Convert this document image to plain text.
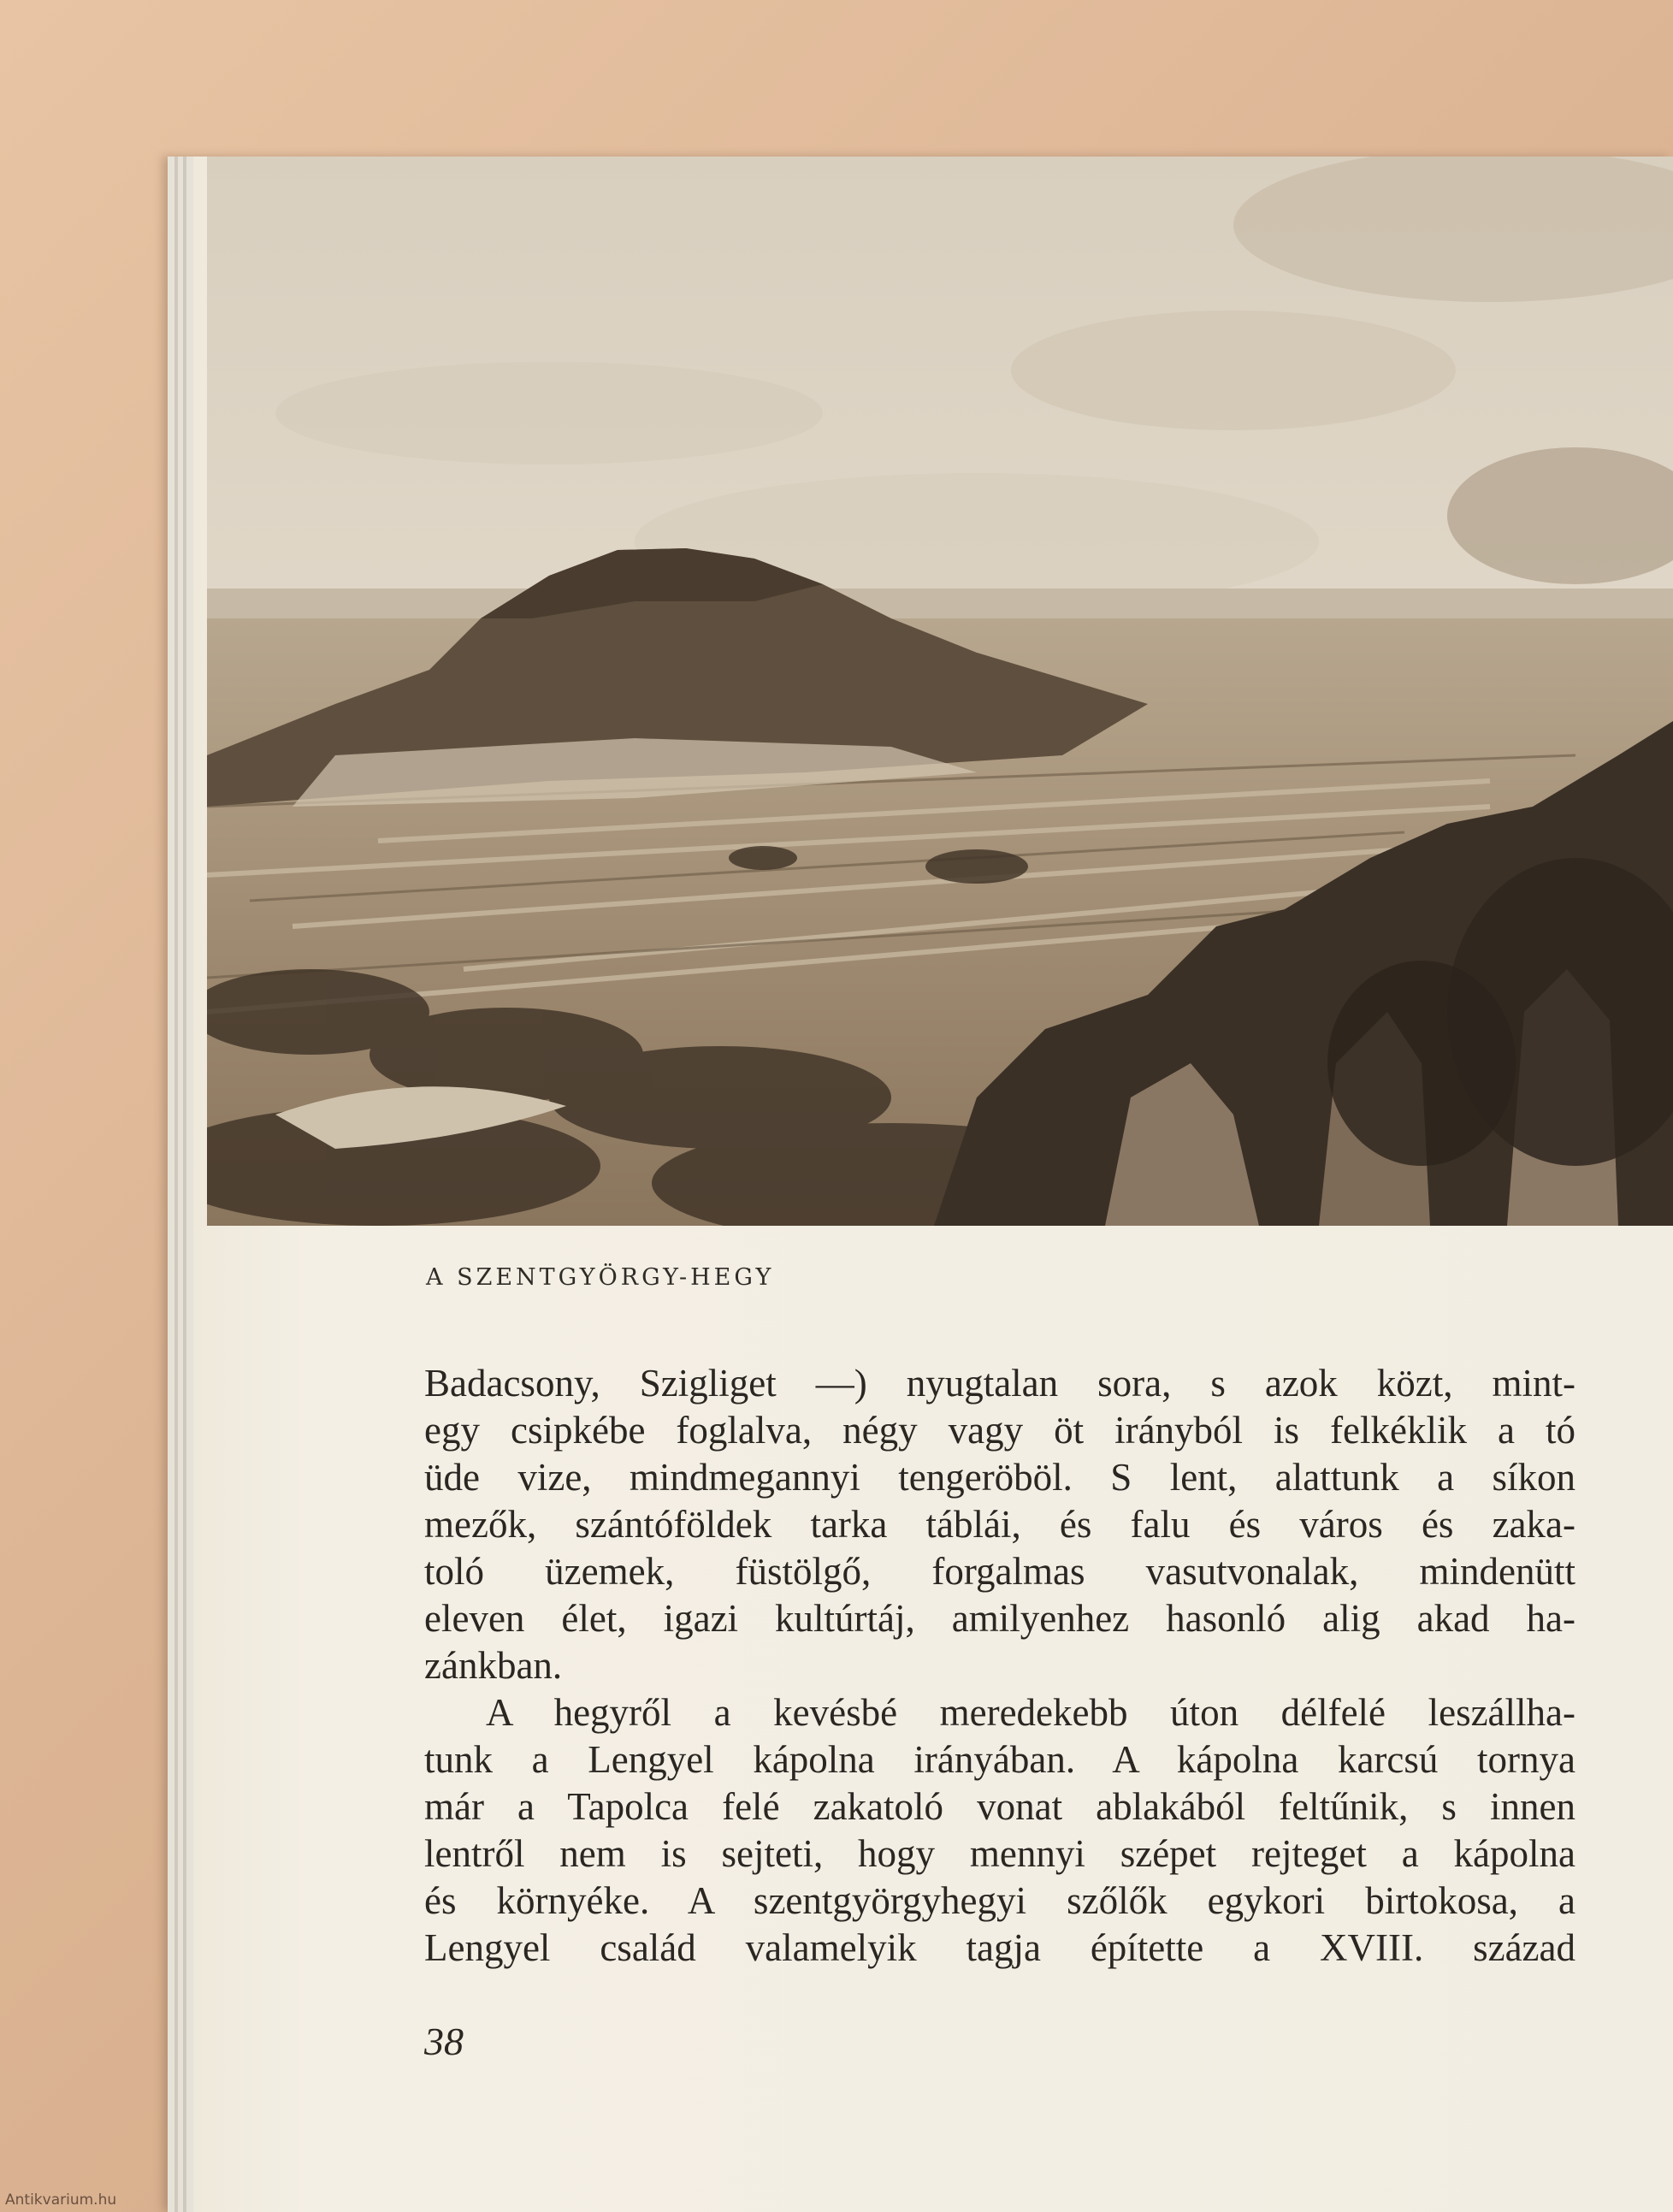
A SZENTGYÖRGY-HEGY
Badacsony, Szigliget —) nyugtalan sora, s azok közt, mint-
egy csipkébe foglalva, négy vagy öt irányból is felkéklik a tó
üde vize, mindmegannyi tengeröböl. S lent, alattunk a síkon
mezők, szántóföldek tarka táblái, és falu és város és zaka-
toló üzemek, füstölgő, forgalmas vasutvonalak, mindenütt
eleven élet, igazi kultúrtáj, amilyenhez hasonló alig akad ha-
zánkban.
A hegyről a kevésbé meredekebb úton délfelé leszállha-
tunk a Lengyel kápolna irányában. A kápolna karcsú tornya
már a Tapolca felé zakatoló vonat ablakából feltűnik, s innen
lentről nem is sejteti, hogy mennyi szépet rejteget a kápolna
és környéke. A szentgyörgyhegyi szőlők egykori birtokosa, a
Lengyel család valamelyik tagja építette a XVIII. század
38
Antikvarium.hu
__________
All the records need to be repeated exactly, with the images dropped.

## Solution
Convert this document image to plain text.
A SZENTGYÖRGY-HEGY
Badacsony, Szigliget —) nyugtalan sora, s azok közt, mint-
egy csipkébe foglalva, négy vagy öt irányból is felkéklik a tó
üde vize, mindmegannyi tengeröböl. S lent, alattunk a síkon
mezők, szántóföldek tarka táblái, és falu és város és zaka-
toló üzemek, füstölgő, forgalmas vasutvonalak, mindenütt
eleven élet, igazi kultúrtáj, amilyenhez hasonló alig akad ha-
zánkban.
A hegyről a kevésbé meredekebb úton délfelé leszállha-
tunk a Lengyel kápolna irányában. A kápolna karcsú tornya
már a Tapolca felé zakatoló vonat ablakából feltűnik, s innen
lentről nem is sejteti, hogy mennyi szépet rejteget a kápolna
és környéke. A szentgyörgyhegyi szőlők egykori birtokosa, a
Lengyel család valamelyik tagja építette a XVIII. század
38
Antikvarium.hu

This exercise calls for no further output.